- Direction:
Pick out every line in the data below that holds "times".

>> begin

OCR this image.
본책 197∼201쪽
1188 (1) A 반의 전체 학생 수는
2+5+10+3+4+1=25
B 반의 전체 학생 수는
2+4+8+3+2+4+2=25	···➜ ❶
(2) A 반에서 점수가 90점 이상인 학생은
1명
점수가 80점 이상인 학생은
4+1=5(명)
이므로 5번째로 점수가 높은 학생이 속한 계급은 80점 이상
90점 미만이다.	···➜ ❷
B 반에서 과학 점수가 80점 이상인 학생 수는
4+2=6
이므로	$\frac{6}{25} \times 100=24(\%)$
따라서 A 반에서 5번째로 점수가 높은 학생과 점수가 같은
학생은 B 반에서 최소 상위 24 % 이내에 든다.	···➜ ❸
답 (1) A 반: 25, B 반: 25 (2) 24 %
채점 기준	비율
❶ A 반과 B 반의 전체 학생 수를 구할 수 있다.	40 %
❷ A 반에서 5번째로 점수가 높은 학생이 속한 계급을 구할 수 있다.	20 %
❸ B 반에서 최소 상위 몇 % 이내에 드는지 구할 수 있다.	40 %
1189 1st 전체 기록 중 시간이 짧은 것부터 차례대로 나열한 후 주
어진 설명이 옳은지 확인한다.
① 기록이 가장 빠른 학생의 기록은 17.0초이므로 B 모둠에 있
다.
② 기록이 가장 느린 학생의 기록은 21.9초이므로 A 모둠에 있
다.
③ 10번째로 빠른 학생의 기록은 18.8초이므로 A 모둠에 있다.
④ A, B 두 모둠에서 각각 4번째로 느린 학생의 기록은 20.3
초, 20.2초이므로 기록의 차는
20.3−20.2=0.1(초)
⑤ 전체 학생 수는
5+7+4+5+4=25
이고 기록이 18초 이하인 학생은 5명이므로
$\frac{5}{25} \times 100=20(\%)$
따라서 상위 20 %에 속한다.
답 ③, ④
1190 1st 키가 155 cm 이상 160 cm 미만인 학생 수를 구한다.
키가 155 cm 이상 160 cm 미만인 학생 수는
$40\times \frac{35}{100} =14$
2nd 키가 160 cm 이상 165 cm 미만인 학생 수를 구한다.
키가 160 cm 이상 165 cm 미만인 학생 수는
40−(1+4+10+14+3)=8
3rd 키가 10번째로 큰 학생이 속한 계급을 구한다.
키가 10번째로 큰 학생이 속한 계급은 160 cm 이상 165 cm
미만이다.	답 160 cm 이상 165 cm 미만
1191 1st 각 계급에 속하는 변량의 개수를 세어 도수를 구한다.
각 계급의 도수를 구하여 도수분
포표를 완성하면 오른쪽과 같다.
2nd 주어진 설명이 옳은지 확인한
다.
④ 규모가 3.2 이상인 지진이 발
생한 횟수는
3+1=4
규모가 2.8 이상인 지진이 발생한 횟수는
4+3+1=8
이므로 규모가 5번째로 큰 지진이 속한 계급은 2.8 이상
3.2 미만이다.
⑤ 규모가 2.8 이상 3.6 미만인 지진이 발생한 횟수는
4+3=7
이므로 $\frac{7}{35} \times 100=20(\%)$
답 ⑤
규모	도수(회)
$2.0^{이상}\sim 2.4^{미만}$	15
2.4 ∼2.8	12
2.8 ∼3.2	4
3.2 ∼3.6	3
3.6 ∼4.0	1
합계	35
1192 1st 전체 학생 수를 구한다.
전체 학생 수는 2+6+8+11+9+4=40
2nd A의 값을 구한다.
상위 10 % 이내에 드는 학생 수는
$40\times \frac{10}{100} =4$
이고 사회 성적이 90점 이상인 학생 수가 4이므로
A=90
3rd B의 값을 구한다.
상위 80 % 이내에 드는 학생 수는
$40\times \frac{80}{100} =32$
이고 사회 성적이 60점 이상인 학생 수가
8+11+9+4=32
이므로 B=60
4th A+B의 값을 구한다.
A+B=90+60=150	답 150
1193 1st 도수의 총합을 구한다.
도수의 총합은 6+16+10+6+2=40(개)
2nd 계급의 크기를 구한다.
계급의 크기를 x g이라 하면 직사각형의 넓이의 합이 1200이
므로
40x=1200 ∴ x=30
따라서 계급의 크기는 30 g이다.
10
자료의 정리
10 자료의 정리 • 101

>> end

- Task solution:
이므로	$\frac{6}{25} \times 100=24(\%)$
$\frac{5}{25} \times 100=20(\%)$
$40\times \frac{35}{100} =14$
이므로 $\frac{7}{35} \times 100=20(\%)$
$40\times \frac{10}{100} =4$
$40\times \frac{80}{100} =32$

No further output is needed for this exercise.